WHAT IS ASKED: Go through the entries below and retype them exactly, omitting each picture.
* start MATERIAL FOR THIS EXERCISE *
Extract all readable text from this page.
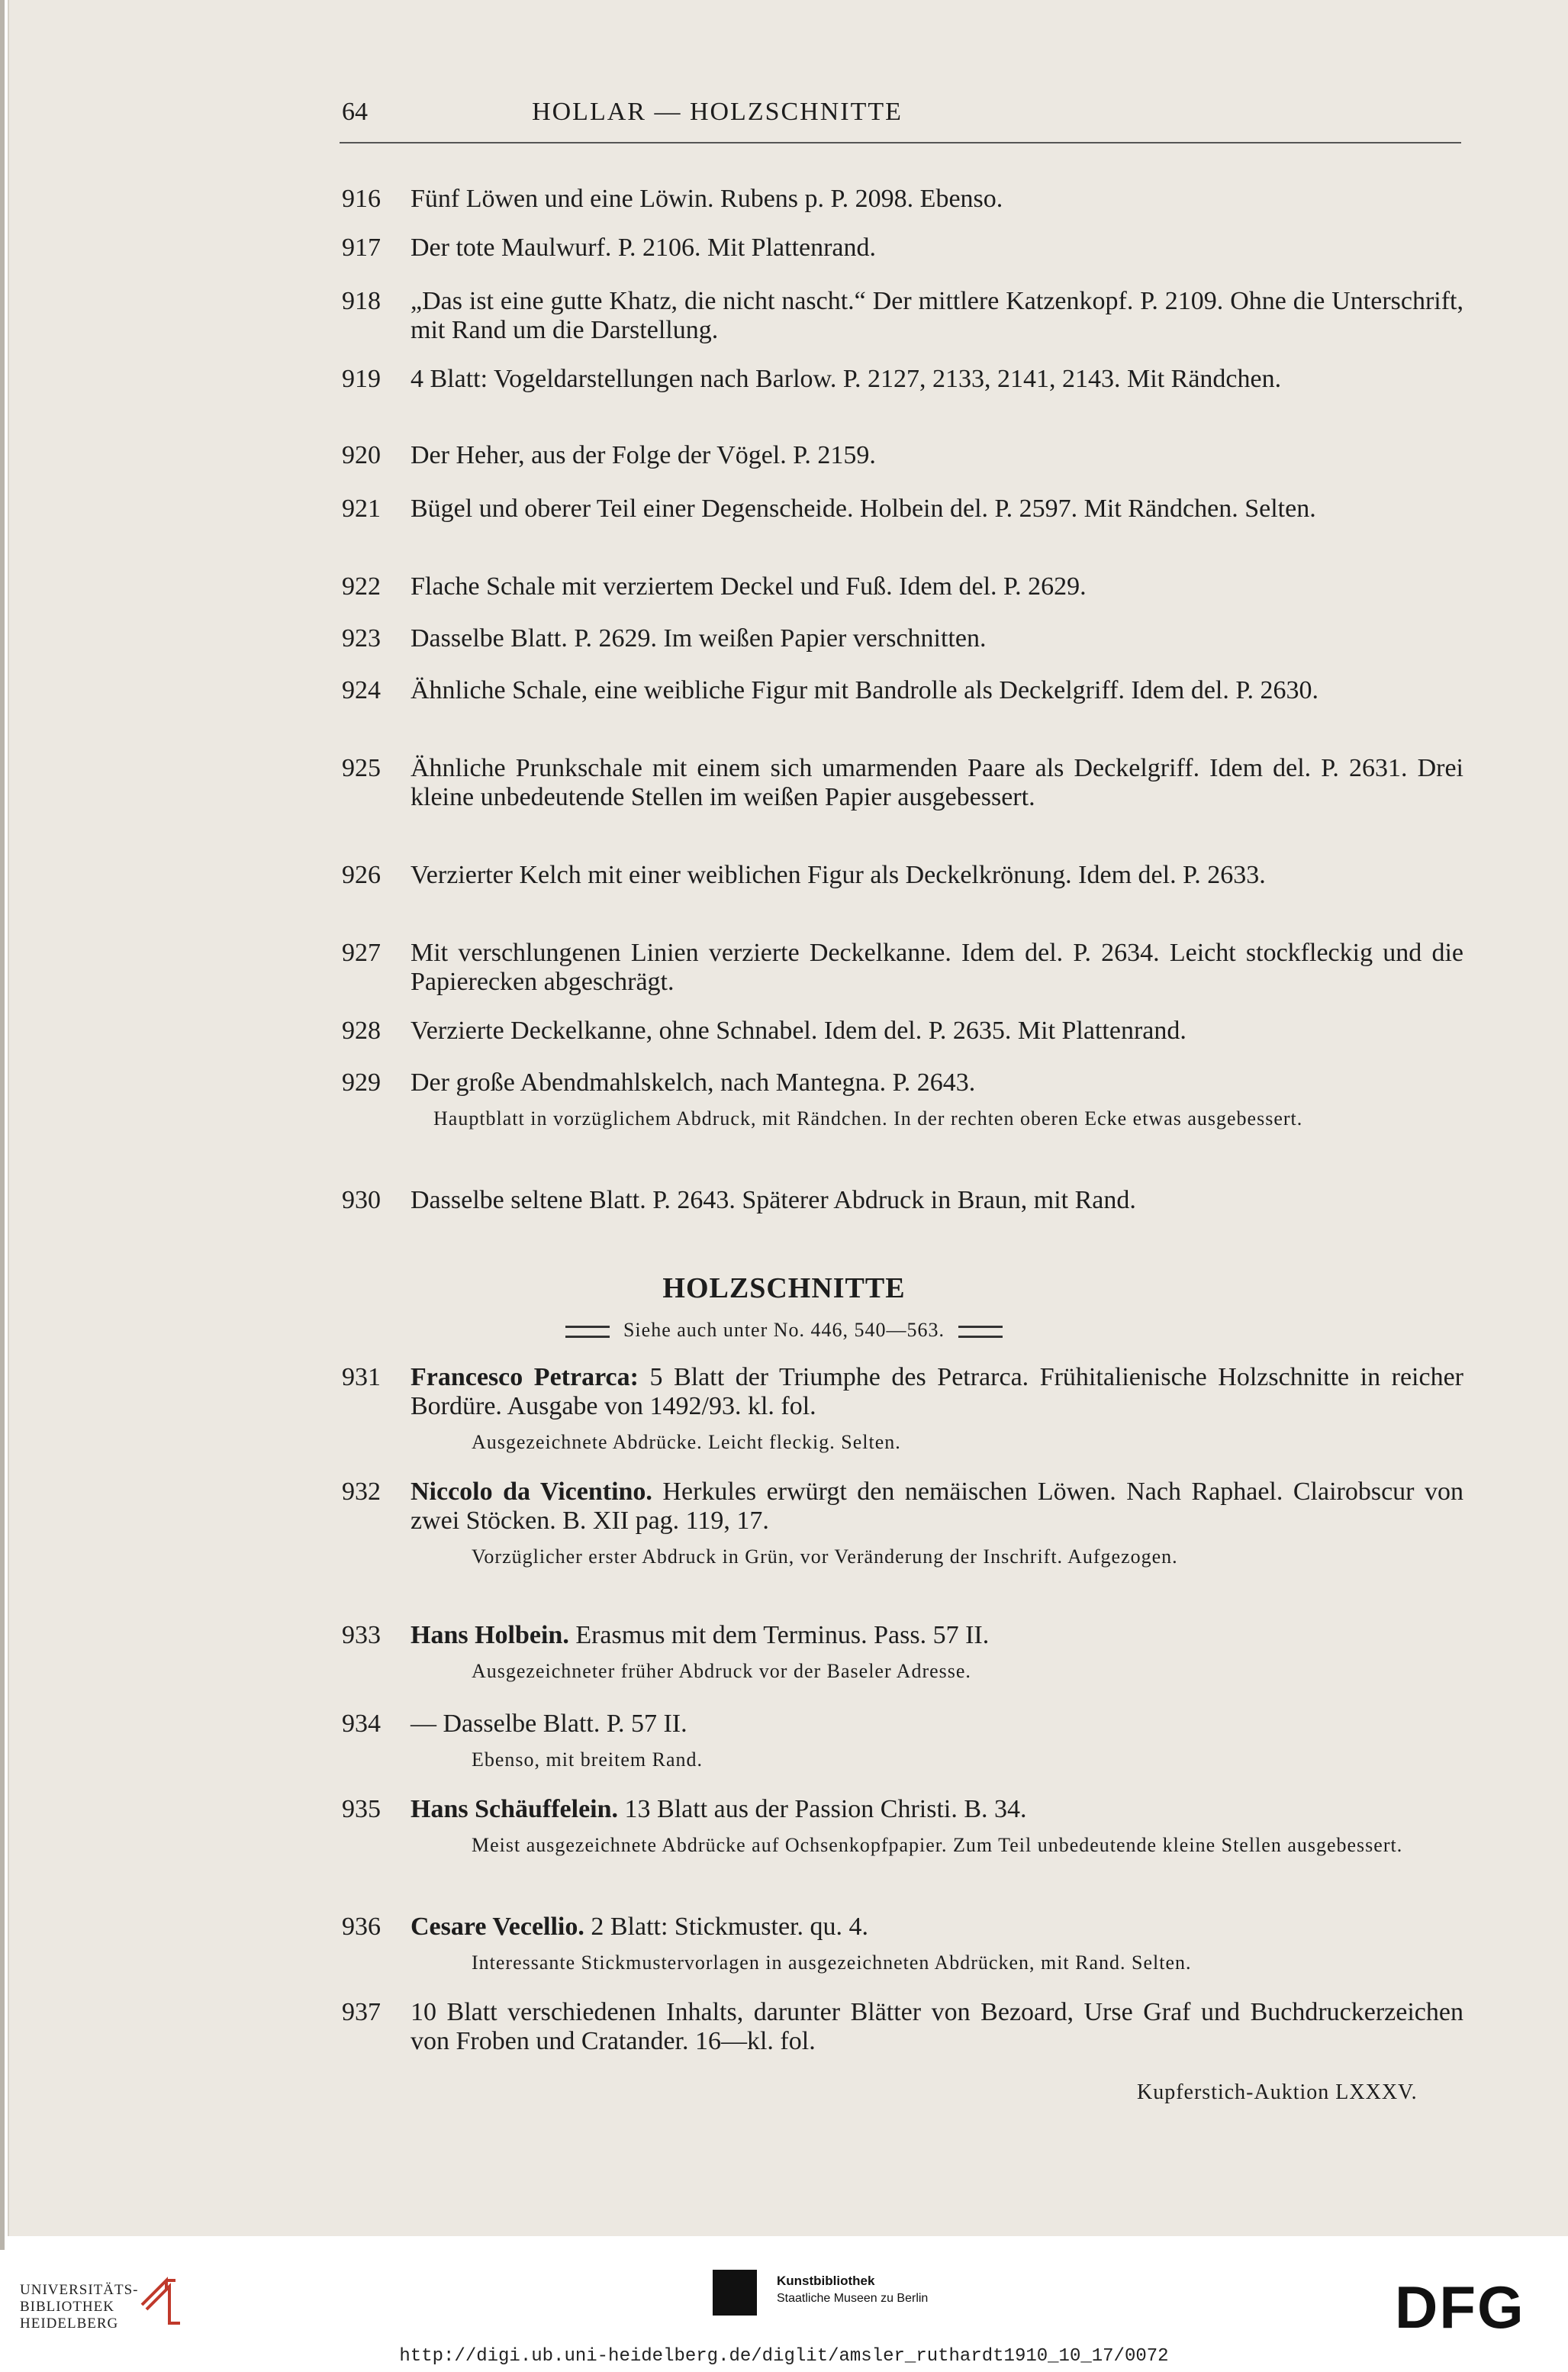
64	HOLLAR — HOLZSCHNITTE
916	Fünf Löwen und eine Löwin. Rubens p. P. 2098. Ebenso.
917	Der tote Maulwurf. P. 2106. Mit Plattenrand.
918	„Das ist eine gutte Khatz, die nicht nascht.“ Der mittlere Katzenkopf. P. 2109. Ohne die Unterschrift, mit Rand um die Darstellung.
919	4 Blatt: Vogeldarstellungen nach Barlow. P. 2127, 2133, 2141, 2143. Mit Rändchen.
920	Der Heher, aus der Folge der Vögel. P. 2159.
921	Bügel und oberer Teil einer Degenscheide. Holbein del. P. 2597. Mit Rändchen. Selten.
922	Flache Schale mit verziertem Deckel und Fuß. Idem del. P. 2629.
923	Dasselbe Blatt. P. 2629. Im weißen Papier verschnitten.
924	Ähnliche Schale, eine weibliche Figur mit Bandrolle als Deckelgriff. Idem del. P. 2630.
925	Ähnliche Prunkschale mit einem sich umarmenden Paare als Deckelgriff. Idem del. P. 2631. Drei kleine unbedeutende Stellen im weißen Papier ausgebessert.
926	Verzierter Kelch mit einer weiblichen Figur als Deckelkrönung. Idem del. P. 2633.
927	Mit verschlungenen Linien verzierte Deckelkanne. Idem del. P. 2634. Leicht stockfleckig und die Papierecken abgeschrägt.
928	Verzierte Deckelkanne, ohne Schnabel. Idem del. P. 2635. Mit Plattenrand.
929	Der große Abendmahlskelch, nach Mantegna. P. 2643.
Hauptblatt in vorzüglichem Abdruck, mit Rändchen. In der rechten oberen Ecke etwas ausgebessert.
930	Dasselbe seltene Blatt. P. 2643. Späterer Abdruck in Braun, mit Rand.
HOLZSCHNITTE
Siehe auch unter No. 446, 540—563.
931	Francesco Petrarca: 5 Blatt der Triumphe des Petrarca. Frühitalienische Holzschnitte in reicher Bordüre. Ausgabe von 1492/93. kl. fol.
Ausgezeichnete Abdrücke. Leicht fleckig. Selten.
932	Niccolo da Vicentino. Herkules erwürgt den nemäischen Löwen. Nach Raphael. Clairobscur von zwei Stöcken. B. XII pag. 119, 17.
Vorzüglicher erster Abdruck in Grün, vor Veränderung der Inschrift. Aufgezogen.
933	Hans Holbein. Erasmus mit dem Terminus. Pass. 57 II.
Ausgezeichneter früher Abdruck vor der Baseler Adresse.
934	— Dasselbe Blatt. P. 57 II.
Ebenso, mit breitem Rand.
935	Hans Schäuffelein. 13 Blatt aus der Passion Christi. B. 34.
Meist ausgezeichnete Abdrücke auf Ochsenkopfpapier. Zum Teil unbedeutende kleine Stellen ausgebessert.
936	Cesare Vecellio. 2 Blatt: Stickmuster. qu. 4.
Interessante Stickmustervorlagen in ausgezeichneten Abdrücken, mit Rand. Selten.
937	10 Blatt verschiedenen Inhalts, darunter Blätter von Bezoard, Urse Graf und Buchdruckerzeichen von Froben und Cratander. 16—kl. fol.
Kupferstich-Auktion LXXXV.
UNIVERSITÄTS-
BIBLIOTHEK
HEIDELBERG
Kunstbibliothek
Staatliche Museen zu Berlin	DFG
http://digi.ub.uni-heidelberg.de/diglit/amsler_ruthardt1910_10_17/0072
* end MATERIAL FOR THIS EXERCISE *
THE RESULT:
Extract all readable text from this page.
64	HOLLAR — HOLZSCHNITTE
916	Fünf Löwen und eine Löwin. Rubens p. P. 2098. Ebenso.
917	Der tote Maulwurf. P. 2106. Mit Plattenrand.
918	„Das ist eine gutte Khatz, die nicht nascht.“ Der mittlere Katzenkopf. P. 2109. Ohne die Unterschrift, mit Rand um die Darstellung.
919	4 Blatt: Vogeldarstellungen nach Barlow. P. 2127, 2133, 2141, 2143. Mit Rändchen.
920	Der Heher, aus der Folge der Vögel. P. 2159.
921	Bügel und oberer Teil einer Degenscheide. Holbein del. P. 2597. Mit Rändchen. Selten.
922	Flache Schale mit verziertem Deckel und Fuß. Idem del. P. 2629.
923	Dasselbe Blatt. P. 2629. Im weißen Papier verschnitten.
924	Ähnliche Schale, eine weibliche Figur mit Bandrolle als Deckelgriff. Idem del. P. 2630.
925	Ähnliche Prunkschale mit einem sich umarmenden Paare als Deckelgriff. Idem del. P. 2631. Drei kleine unbedeutende Stellen im weißen Papier ausgebessert.
926	Verzierter Kelch mit einer weiblichen Figur als Deckelkrönung. Idem del. P. 2633.
927	Mit verschlungenen Linien verzierte Deckelkanne. Idem del. P. 2634. Leicht stockfleckig und die Papierecken abgeschrägt.
928	Verzierte Deckelkanne, ohne Schnabel. Idem del. P. 2635. Mit Plattenrand.
929	Der große Abendmahlskelch, nach Mantegna. P. 2643.
Hauptblatt in vorzüglichem Abdruck, mit Rändchen. In der rechten oberen Ecke etwas ausgebessert.
930	Dasselbe seltene Blatt. P. 2643. Späterer Abdruck in Braun, mit Rand.
HOLZSCHNITTE
Siehe auch unter No. 446, 540—563.
931	Francesco Petrarca: 5 Blatt der Triumphe des Petrarca. Frühitalienische Holzschnitte in reicher Bordüre. Ausgabe von 1492/93. kl. fol.
Ausgezeichnete Abdrücke. Leicht fleckig. Selten.
932	Niccolo da Vicentino. Herkules erwürgt den nemäischen Löwen. Nach Raphael. Clairobscur von zwei Stöcken. B. XII pag. 119, 17.
Vorzüglicher erster Abdruck in Grün, vor Veränderung der Inschrift. Aufgezogen.
933	Hans Holbein. Erasmus mit dem Terminus. Pass. 57 II.
Ausgezeichneter früher Abdruck vor der Baseler Adresse.
934	— Dasselbe Blatt. P. 57 II.
Ebenso, mit breitem Rand.
935	Hans Schäuffelein. 13 Blatt aus der Passion Christi. B. 34.
Meist ausgezeichnete Abdrücke auf Ochsenkopfpapier. Zum Teil unbedeutende kleine Stellen ausgebessert.
936	Cesare Vecellio. 2 Blatt: Stickmuster. qu. 4.
Interessante Stickmustervorlagen in ausgezeichneten Abdrücken, mit Rand. Selten.
937	10 Blatt verschiedenen Inhalts, darunter Blätter von Bezoard, Urse Graf und Buchdruckerzeichen von Froben und Cratander. 16—kl. fol.
Kupferstich-Auktion LXXXV.
UNIVERSITÄTS-
BIBLIOTHEK
HEIDELBERG
Kunstbibliothek
Staatliche Museen zu Berlin	DFG
http://digi.ub.uni-heidelberg.de/diglit/amsler_ruthardt1910_10_17/0072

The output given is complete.